Your instructions -> An exact copy of all the data is required, with pictures left out.

## Begin Provided records

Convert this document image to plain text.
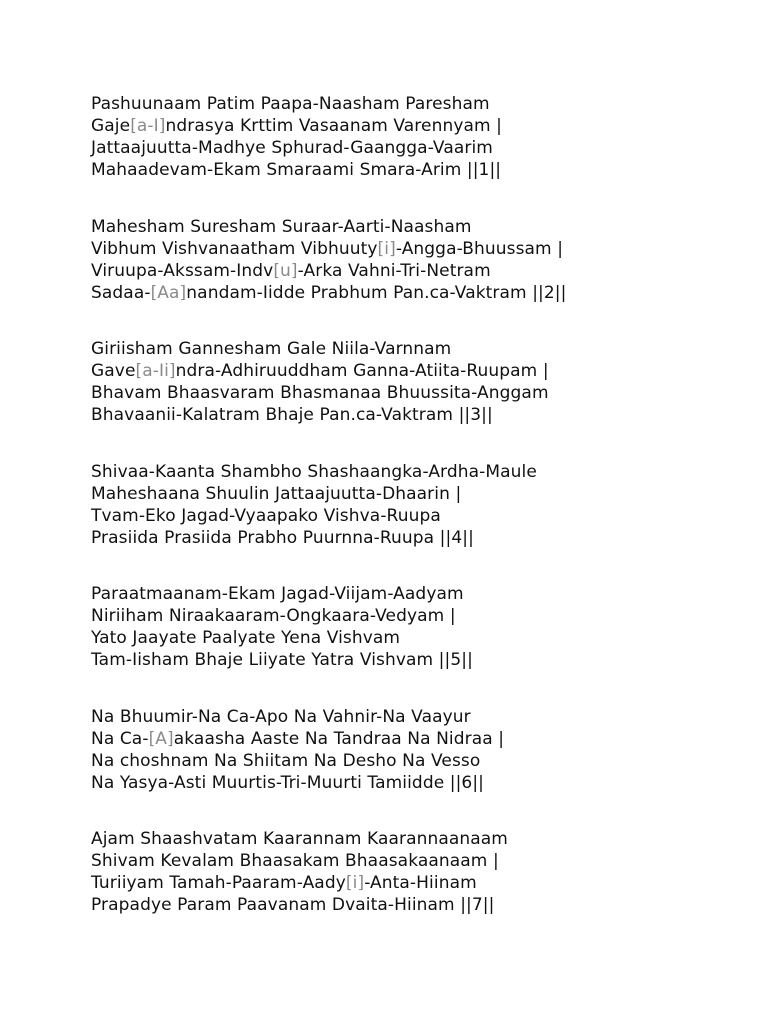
Pashuunaam Patim Paapa-Naasham Paresham
Gaje[a-I]ndrasya Krttim Vasaanam Varennyam |
Jattaajuutta-Madhye Sphurad-Gaangga-Vaarim
Mahaadevam-Ekam Smaraami Smara-Arim ||1||
Mahesham Suresham Suraar-Aarti-Naasham
Vibhum Vishvanaatham Vibhuuty[i]-Angga-Bhuussam |
Viruupa-Akssam-Indv[u]-Arka Vahni-Tri-Netram
Sadaa-[Aa]nandam-Iidde Prabhum Pan.ca-Vaktram ||2||
Giriisham Gannesham Gale Niila-Varnnam
Gave[a-Ii]ndra-Adhiruuddham Ganna-Atiita-Ruupam |
Bhavam Bhaasvaram Bhasmanaa Bhuussita-Anggam
Bhavaanii-Kalatram Bhaje Pan.ca-Vaktram ||3||
Shivaa-Kaanta Shambho Shashaangka-Ardha-Maule
Maheshaana Shuulin Jattaajuutta-Dhaarin |
Tvam-Eko Jagad-Vyaapako Vishva-Ruupa
Prasiida Prasiida Prabho Puurnna-Ruupa ||4||
Paraatmaanam-Ekam Jagad-Viijam-Aadyam
Niriiham Niraakaaram-Ongkaara-Vedyam |
Yato Jaayate Paalyate Yena Vishvam
Tam-Iisham Bhaje Liiyate Yatra Vishvam ||5||
Na Bhuumir-Na Ca-Apo Na Vahnir-Na Vaayur
Na Ca-[A]akaasha Aaste Na Tandraa Na Nidraa |
Na choshnam Na Shiitam Na Desho Na Vesso
Na Yasya-Asti Muurtis-Tri-Muurti Tamiidde ||6||
Ajam Shaashvatam Kaarannam Kaarannaanaam
Shivam Kevalam Bhaasakam Bhaasakaanaam |
Turiiyam Tamah-Paaram-Aady[i]-Anta-Hiinam
Prapadye Param Paavanam Dvaita-Hiinam ||7||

## End Provided records

Answer to this task ->
Convert this document image to plain text.
Pashuunaam Patim Paapa-Naasham Paresham
Gaje[a-I]ndrasya Krttim Vasaanam Varennyam |
Jattaajuutta-Madhye Sphurad-Gaangga-Vaarim
Mahaadevam-Ekam Smaraami Smara-Arim ||1||
Mahesham Suresham Suraar-Aarti-Naasham
Vibhum Vishvanaatham Vibhuuty[i]-Angga-Bhuussam |
Viruupa-Akssam-Indv[u]-Arka Vahni-Tri-Netram
Sadaa-[Aa]nandam-Iidde Prabhum Pan.ca-Vaktram ||2||
Giriisham Gannesham Gale Niila-Varnnam
Gave[a-Ii]ndra-Adhiruuddham Ganna-Atiita-Ruupam |
Bhavam Bhaasvaram Bhasmanaa Bhuussita-Anggam
Bhavaanii-Kalatram Bhaje Pan.ca-Vaktram ||3||
Shivaa-Kaanta Shambho Shashaangka-Ardha-Maule
Maheshaana Shuulin Jattaajuutta-Dhaarin |
Tvam-Eko Jagad-Vyaapako Vishva-Ruupa
Prasiida Prasiida Prabho Puurnna-Ruupa ||4||
Paraatmaanam-Ekam Jagad-Viijam-Aadyam
Niriiham Niraakaaram-Ongkaara-Vedyam |
Yato Jaayate Paalyate Yena Vishvam
Tam-Iisham Bhaje Liiyate Yatra Vishvam ||5||
Na Bhuumir-Na Ca-Apo Na Vahnir-Na Vaayur
Na Ca-[A]akaasha Aaste Na Tandraa Na Nidraa |
Na choshnam Na Shiitam Na Desho Na Vesso
Na Yasya-Asti Muurtis-Tri-Muurti Tamiidde ||6||
Ajam Shaashvatam Kaarannam Kaarannaanaam
Shivam Kevalam Bhaasakam Bhaasakaanaam |
Turiiyam Tamah-Paaram-Aady[i]-Anta-Hiinam
Prapadye Param Paavanam Dvaita-Hiinam ||7||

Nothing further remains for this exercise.